[Exercise aim] Every line below that includes "image" counts toward the total. Report that total alone.

[Data section]
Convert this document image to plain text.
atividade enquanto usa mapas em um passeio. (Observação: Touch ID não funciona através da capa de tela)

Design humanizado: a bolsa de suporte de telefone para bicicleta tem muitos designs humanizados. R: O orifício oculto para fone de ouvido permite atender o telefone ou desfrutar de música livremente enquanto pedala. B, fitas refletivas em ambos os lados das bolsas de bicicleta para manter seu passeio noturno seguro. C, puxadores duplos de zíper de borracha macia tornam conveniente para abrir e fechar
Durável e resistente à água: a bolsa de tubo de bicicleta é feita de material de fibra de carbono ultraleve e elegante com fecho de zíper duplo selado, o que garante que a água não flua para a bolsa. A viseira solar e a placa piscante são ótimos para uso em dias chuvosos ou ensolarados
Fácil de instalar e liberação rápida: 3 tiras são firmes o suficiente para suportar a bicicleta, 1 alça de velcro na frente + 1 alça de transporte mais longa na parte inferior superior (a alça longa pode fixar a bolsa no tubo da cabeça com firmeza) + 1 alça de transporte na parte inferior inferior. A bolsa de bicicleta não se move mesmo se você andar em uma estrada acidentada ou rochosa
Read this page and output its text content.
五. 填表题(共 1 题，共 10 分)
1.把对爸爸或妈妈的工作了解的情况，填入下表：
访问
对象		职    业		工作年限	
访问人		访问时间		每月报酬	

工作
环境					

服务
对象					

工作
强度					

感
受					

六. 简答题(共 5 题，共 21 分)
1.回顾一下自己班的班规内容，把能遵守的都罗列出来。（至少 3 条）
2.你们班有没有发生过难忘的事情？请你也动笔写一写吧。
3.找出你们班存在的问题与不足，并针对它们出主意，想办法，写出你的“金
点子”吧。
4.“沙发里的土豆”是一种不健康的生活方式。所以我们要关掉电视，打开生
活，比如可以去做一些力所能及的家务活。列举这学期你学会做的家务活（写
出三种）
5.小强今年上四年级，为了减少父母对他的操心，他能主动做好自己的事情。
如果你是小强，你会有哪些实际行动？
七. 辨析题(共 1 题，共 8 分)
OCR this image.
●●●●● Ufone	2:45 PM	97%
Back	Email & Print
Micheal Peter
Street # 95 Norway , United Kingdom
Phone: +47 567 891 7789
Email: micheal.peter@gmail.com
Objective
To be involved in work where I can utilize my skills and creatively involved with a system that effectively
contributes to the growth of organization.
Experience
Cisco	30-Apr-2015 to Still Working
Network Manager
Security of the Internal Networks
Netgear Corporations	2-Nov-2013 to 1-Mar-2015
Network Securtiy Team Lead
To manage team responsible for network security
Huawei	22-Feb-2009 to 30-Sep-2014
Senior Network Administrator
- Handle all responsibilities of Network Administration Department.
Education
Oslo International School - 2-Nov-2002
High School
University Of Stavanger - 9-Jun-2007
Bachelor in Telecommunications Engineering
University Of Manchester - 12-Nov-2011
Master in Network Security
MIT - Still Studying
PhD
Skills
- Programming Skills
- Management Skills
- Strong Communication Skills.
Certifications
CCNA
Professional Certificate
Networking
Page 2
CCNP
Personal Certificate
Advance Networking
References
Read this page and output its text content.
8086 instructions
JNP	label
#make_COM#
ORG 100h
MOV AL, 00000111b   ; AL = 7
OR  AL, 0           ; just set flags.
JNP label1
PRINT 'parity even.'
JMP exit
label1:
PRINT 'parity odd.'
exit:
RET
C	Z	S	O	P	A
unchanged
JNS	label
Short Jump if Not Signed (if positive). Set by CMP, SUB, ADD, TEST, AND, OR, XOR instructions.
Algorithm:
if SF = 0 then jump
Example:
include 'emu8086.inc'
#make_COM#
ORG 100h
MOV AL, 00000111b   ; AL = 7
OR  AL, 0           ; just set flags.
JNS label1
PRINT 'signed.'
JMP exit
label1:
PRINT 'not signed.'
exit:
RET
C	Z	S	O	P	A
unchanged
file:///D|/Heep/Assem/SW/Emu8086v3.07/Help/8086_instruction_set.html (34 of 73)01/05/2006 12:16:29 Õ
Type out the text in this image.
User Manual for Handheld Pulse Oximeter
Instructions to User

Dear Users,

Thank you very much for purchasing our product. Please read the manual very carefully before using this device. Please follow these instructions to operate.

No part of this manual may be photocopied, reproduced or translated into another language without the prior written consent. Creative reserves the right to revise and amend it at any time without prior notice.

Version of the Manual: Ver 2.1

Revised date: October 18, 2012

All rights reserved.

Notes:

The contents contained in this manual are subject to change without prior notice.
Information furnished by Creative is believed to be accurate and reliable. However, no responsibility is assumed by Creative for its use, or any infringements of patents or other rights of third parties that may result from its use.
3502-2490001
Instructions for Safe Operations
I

[Solution to this problem] 3